Provided material:

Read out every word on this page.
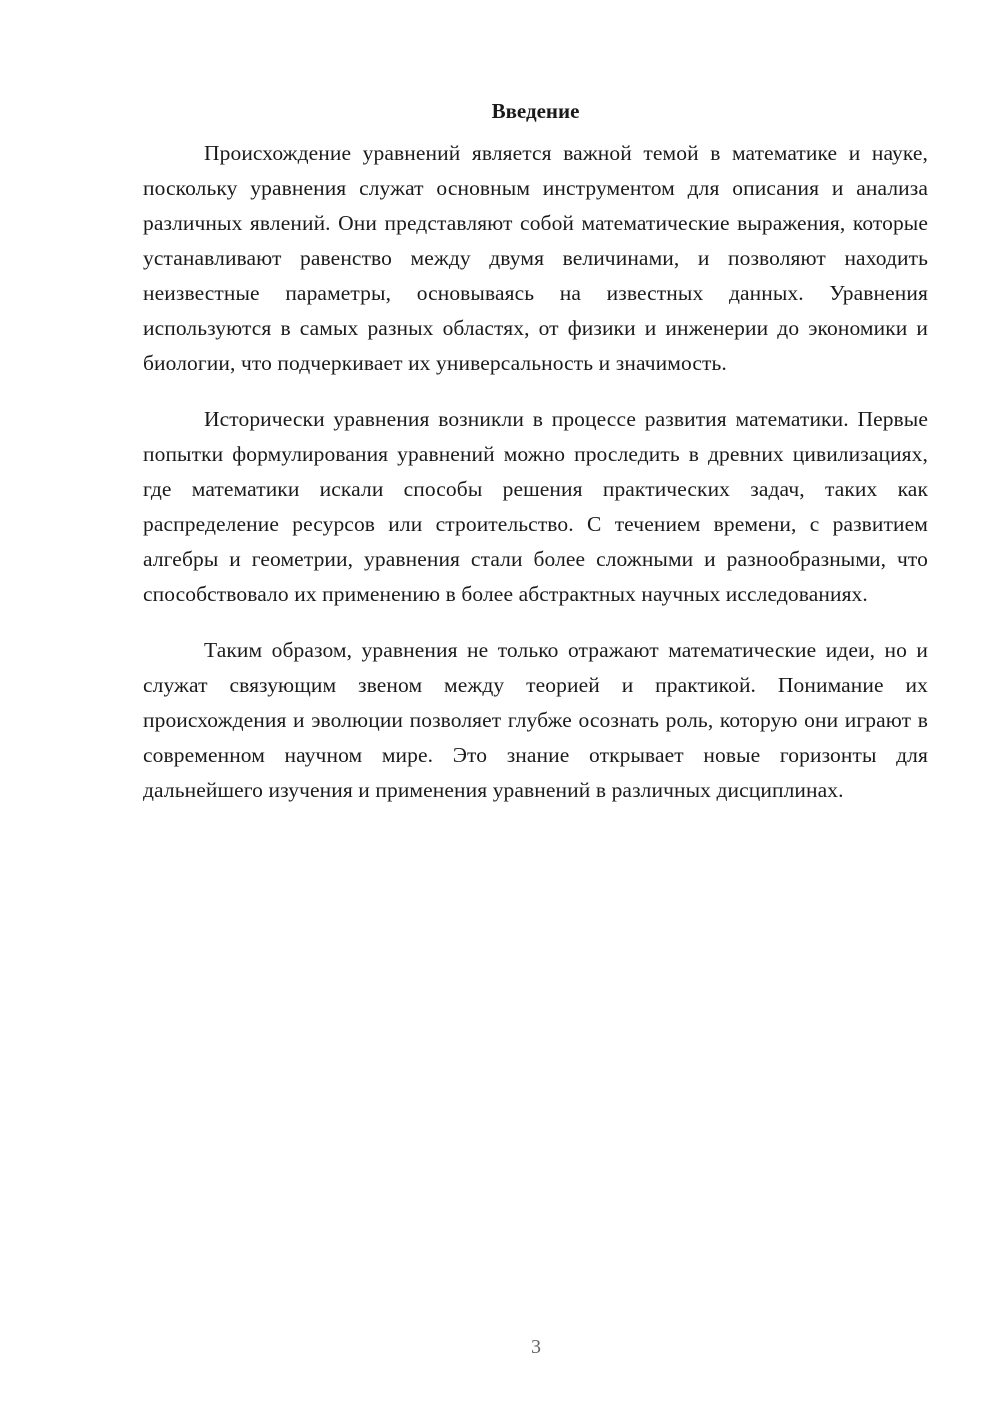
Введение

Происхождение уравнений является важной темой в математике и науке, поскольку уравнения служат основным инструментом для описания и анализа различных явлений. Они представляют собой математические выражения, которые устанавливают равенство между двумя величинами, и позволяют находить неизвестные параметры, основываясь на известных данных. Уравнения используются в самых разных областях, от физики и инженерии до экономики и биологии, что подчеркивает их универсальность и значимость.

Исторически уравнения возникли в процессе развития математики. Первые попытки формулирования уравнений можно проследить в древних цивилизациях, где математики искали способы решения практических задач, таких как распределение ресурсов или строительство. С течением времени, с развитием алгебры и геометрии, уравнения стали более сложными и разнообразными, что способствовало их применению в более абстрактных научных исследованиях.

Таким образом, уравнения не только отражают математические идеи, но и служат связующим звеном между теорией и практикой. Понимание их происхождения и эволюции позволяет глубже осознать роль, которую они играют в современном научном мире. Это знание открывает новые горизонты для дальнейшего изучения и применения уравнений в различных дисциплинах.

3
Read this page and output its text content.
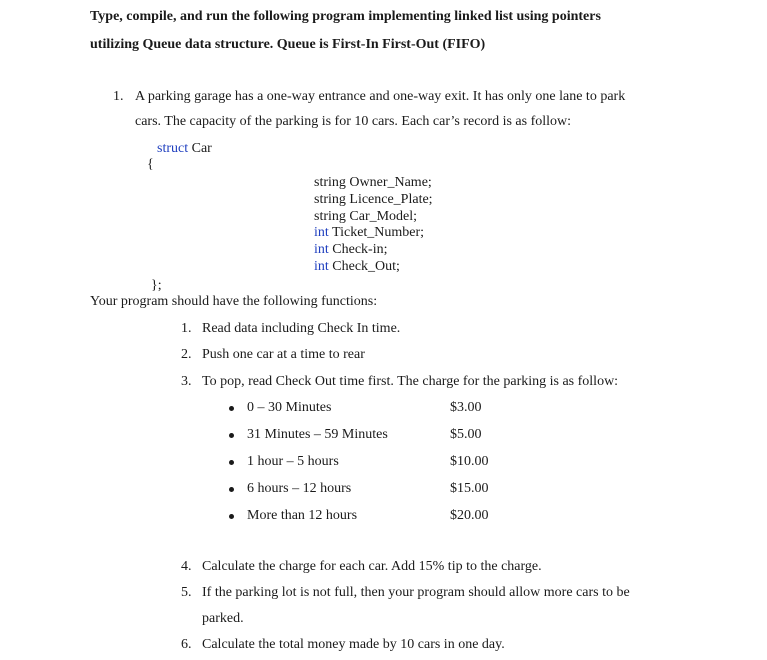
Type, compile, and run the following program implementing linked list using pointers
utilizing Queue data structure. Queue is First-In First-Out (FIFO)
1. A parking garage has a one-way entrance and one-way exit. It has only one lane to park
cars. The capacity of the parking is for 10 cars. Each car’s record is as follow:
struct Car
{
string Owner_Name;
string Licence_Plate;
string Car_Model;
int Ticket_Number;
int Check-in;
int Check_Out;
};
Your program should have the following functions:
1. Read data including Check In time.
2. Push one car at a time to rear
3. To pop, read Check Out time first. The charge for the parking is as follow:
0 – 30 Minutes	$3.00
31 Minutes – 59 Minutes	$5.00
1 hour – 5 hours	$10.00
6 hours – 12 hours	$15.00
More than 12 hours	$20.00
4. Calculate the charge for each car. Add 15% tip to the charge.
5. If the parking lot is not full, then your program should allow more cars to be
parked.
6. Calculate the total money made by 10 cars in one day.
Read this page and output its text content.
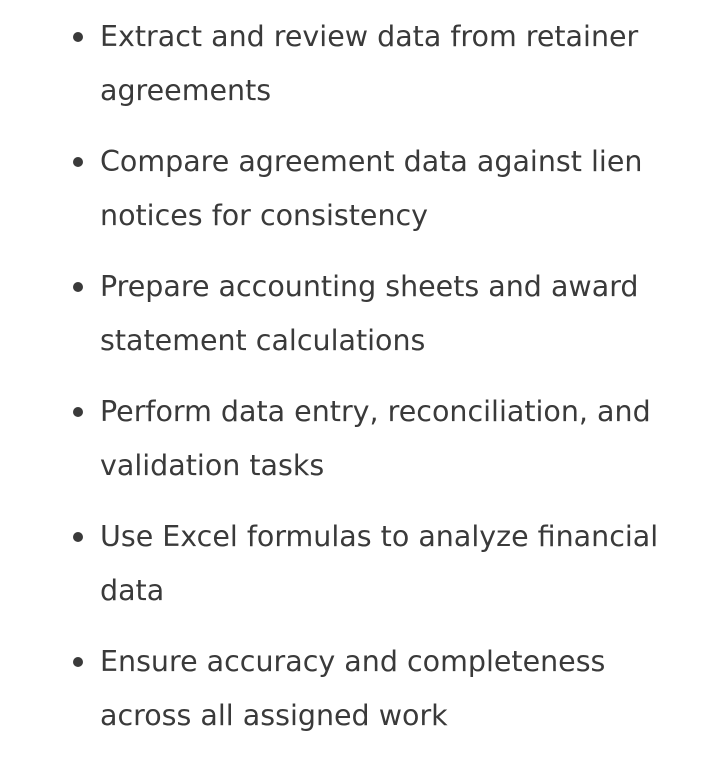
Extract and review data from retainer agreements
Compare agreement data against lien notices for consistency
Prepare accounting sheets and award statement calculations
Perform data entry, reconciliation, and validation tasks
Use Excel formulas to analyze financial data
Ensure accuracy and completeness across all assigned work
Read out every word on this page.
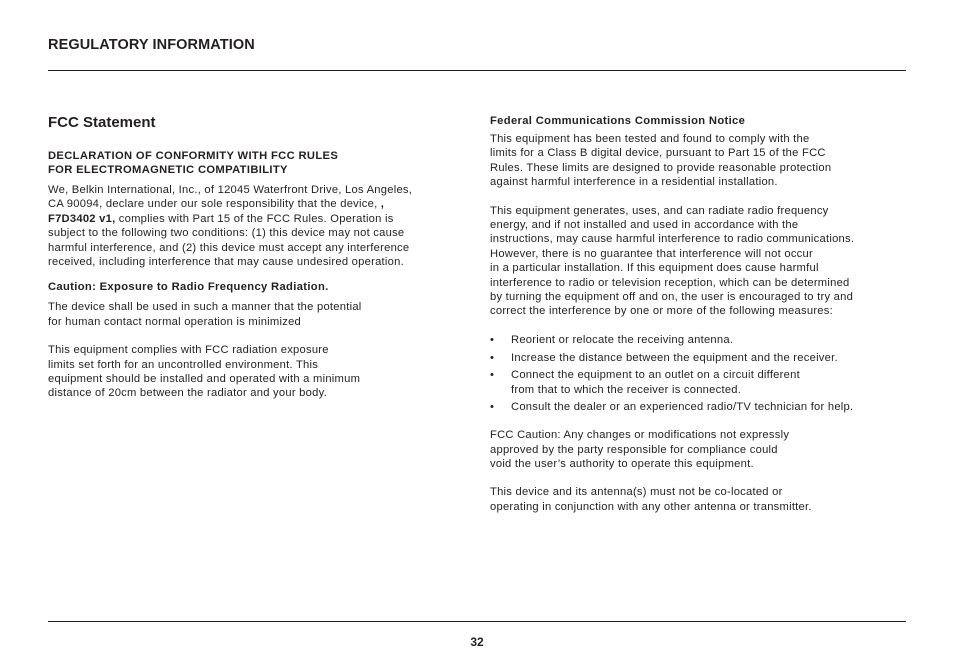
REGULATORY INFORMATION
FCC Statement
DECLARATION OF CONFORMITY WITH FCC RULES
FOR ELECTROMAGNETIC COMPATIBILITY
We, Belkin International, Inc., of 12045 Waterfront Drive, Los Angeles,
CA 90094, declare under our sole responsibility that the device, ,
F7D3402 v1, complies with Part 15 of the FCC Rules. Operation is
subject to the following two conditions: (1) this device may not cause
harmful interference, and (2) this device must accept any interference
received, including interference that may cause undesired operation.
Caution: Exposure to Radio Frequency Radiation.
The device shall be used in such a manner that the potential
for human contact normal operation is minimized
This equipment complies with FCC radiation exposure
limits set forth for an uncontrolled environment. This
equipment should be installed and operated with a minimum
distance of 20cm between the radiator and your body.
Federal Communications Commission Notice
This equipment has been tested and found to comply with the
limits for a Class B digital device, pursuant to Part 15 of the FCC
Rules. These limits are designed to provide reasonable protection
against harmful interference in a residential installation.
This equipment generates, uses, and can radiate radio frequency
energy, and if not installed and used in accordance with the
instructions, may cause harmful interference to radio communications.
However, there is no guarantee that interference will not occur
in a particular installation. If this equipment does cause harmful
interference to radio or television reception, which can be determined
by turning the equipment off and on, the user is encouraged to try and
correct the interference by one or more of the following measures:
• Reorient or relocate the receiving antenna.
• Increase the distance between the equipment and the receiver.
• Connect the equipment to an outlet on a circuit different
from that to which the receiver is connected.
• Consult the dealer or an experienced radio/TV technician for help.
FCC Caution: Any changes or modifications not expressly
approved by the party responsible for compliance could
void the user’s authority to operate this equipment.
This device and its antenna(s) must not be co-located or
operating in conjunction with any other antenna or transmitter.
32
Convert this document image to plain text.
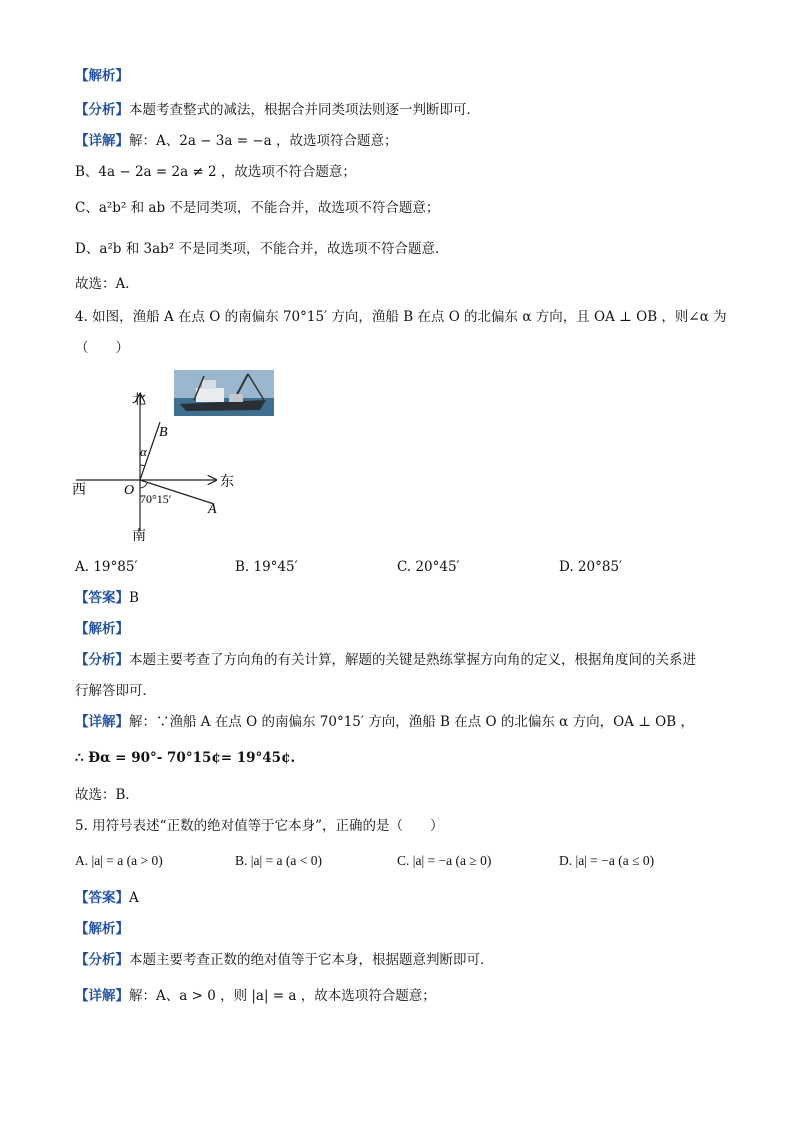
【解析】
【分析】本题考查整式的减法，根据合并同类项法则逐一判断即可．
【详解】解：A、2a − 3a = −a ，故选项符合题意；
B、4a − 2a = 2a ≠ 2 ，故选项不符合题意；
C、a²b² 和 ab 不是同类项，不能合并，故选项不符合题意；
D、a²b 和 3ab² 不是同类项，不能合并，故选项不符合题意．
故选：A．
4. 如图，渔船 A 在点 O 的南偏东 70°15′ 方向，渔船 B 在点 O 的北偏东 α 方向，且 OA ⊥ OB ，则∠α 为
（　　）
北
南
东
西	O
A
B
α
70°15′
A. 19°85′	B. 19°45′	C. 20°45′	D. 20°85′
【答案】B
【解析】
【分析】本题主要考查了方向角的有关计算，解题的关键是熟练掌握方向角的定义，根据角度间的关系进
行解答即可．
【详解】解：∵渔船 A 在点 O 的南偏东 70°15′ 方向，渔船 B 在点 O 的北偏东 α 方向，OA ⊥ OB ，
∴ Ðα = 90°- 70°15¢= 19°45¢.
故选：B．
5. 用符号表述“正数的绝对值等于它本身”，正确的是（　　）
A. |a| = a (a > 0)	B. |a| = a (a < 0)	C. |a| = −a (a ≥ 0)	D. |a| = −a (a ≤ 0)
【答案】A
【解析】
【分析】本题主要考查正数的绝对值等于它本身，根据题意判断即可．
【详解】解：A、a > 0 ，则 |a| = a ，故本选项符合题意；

Set problem: Repeat the data exactly in full, omitting its pictures.

Answer for the task:
Read out every word on this page.
Введение

Происхождение уравнений является важной темой в математике и науке, поскольку уравнения служат основным инструментом для описания и анализа различных явлений. Они представляют собой математические выражения, которые устанавливают равенство между двумя величинами, и позволяют находить неизвестные параметры, основываясь на известных данных. Уравнения используются в самых разных областях, от физики и инженерии до экономики и биологии, что подчеркивает их универсальность и значимость.

Исторически уравнения возникли в процессе развития математики. Первые попытки формулирования уравнений можно проследить в древних цивилизациях, где математики искали способы решения практических задач, таких как распределение ресурсов или строительство. С течением времени, с развитием алгебры и геометрии, уравнения стали более сложными и разнообразными, что способствовало их применению в более абстрактных научных исследованиях.

Таким образом, уравнения не только отражают математические идеи, но и служат связующим звеном между теорией и практикой. Понимание их происхождения и эволюции позволяет глубже осознать роль, которую они играют в современном научном мире. Это знание открывает новые горизонты для дальнейшего изучения и применения уравнений в различных дисциплинах.

3
Read this page and output its text content.
Type, compile, and run the following program implementing linked list using pointers
utilizing Queue data structure. Queue is First-In First-Out (FIFO)
1. A parking garage has a one-way entrance and one-way exit. It has only one lane to park
cars. The capacity of the parking is for 10 cars. Each car’s record is as follow:
struct Car
{
string Owner_Name;
string Licence_Plate;
string Car_Model;
int Ticket_Number;
int Check-in;
int Check_Out;
};
Your program should have the following functions:
1. Read data including Check In time.
2. Push one car at a time to rear
3. To pop, read Check Out time first. The charge for the parking is as follow:
0 – 30 Minutes	$3.00
31 Minutes – 59 Minutes	$5.00
1 hour – 5 hours	$10.00
6 hours – 12 hours	$15.00
More than 12 hours	$20.00
4. Calculate the charge for each car. Add 15% tip to the charge.
5. If the parking lot is not full, then your program should allow more cars to be
parked.
6. Calculate the total money made by 10 cars in one day.
Read this page and output its text content.
Extract and review data from retainer agreements
Compare agreement data against lien notices for consistency
Prepare accounting sheets and award statement calculations
Perform data entry, reconciliation, and validation tasks
Use Excel formulas to analyze financial data
Ensure accuracy and completeness across all assigned work
Read out every word on this page.
REGULATORY INFORMATION
FCC Statement
DECLARATION OF CONFORMITY WITH FCC RULES
FOR ELECTROMAGNETIC COMPATIBILITY
We, Belkin International, Inc., of 12045 Waterfront Drive, Los Angeles,
CA 90094, declare under our sole responsibility that the device, ,
F7D3402 v1, complies with Part 15 of the FCC Rules. Operation is
subject to the following two conditions: (1) this device may not cause
harmful interference, and (2) this device must accept any interference
received, including interference that may cause undesired operation.
Caution: Exposure to Radio Frequency Radiation.
The device shall be used in such a manner that the potential
for human contact normal operation is minimized
This equipment complies with FCC radiation exposure
limits set forth for an uncontrolled environment. This
equipment should be installed and operated with a minimum
distance of 20cm between the radiator and your body.
Federal Communications Commission Notice
This equipment has been tested and found to comply with the
limits for a Class B digital device, pursuant to Part 15 of the FCC
Rules. These limits are designed to provide reasonable protection
against harmful interference in a residential installation.
This equipment generates, uses, and can radiate radio frequency
energy, and if not installed and used in accordance with the
instructions, may cause harmful interference to radio communications.
However, there is no guarantee that interference will not occur
in a particular installation. If this equipment does cause harmful
interference to radio or television reception, which can be determined
by turning the equipment off and on, the user is encouraged to try and
correct the interference by one or more of the following measures:
• Reorient or relocate the receiving antenna.
• Increase the distance between the equipment and the receiver.
• Connect the equipment to an outlet on a circuit different
from that to which the receiver is connected.
• Consult the dealer or an experienced radio/TV technician for help.
FCC Caution: Any changes or modifications not expressly
approved by the party responsible for compliance could
void the user’s authority to operate this equipment.
This device and its antenna(s) must not be co-located or
operating in conjunction with any other antenna or transmitter.
32
Convert this document image to plain text.
【解析】
【分析】本题考查整式的减法，根据合并同类项法则逐一判断即可．
【详解】解：A、2a − 3a = −a ，故选项符合题意；
B、4a − 2a = 2a ≠ 2 ，故选项不符合题意；
C、a²b² 和 ab 不是同类项，不能合并，故选项不符合题意；
D、a²b 和 3ab² 不是同类项，不能合并，故选项不符合题意．
故选：A．
4. 如图，渔船 A 在点 O 的南偏东 70°15′ 方向，渔船 B 在点 O 的北偏东 α 方向，且 OA ⊥ OB ，则∠α 为
（　　）
北
南
东
西	O
A
B
α
70°15′
A. 19°85′	B. 19°45′	C. 20°45′	D. 20°85′
【答案】B
【解析】
【分析】本题主要考查了方向角的有关计算，解题的关键是熟练掌握方向角的定义，根据角度间的关系进
行解答即可．
【详解】解：∵渔船 A 在点 O 的南偏东 70°15′ 方向，渔船 B 在点 O 的北偏东 α 方向，OA ⊥ OB ，
∴ Ðα = 90°- 70°15¢= 19°45¢.
故选：B．
5. 用符号表述“正数的绝对值等于它本身”，正确的是（　　）
A. |a| = a (a > 0)	B. |a| = a (a < 0)	C. |a| = −a (a ≥ 0)	D. |a| = −a (a ≤ 0)
【答案】A
【解析】
【分析】本题主要考查正数的绝对值等于它本身，根据题意判断即可．
【详解】解：A、a > 0 ，则 |a| = a ，故本选项符合题意；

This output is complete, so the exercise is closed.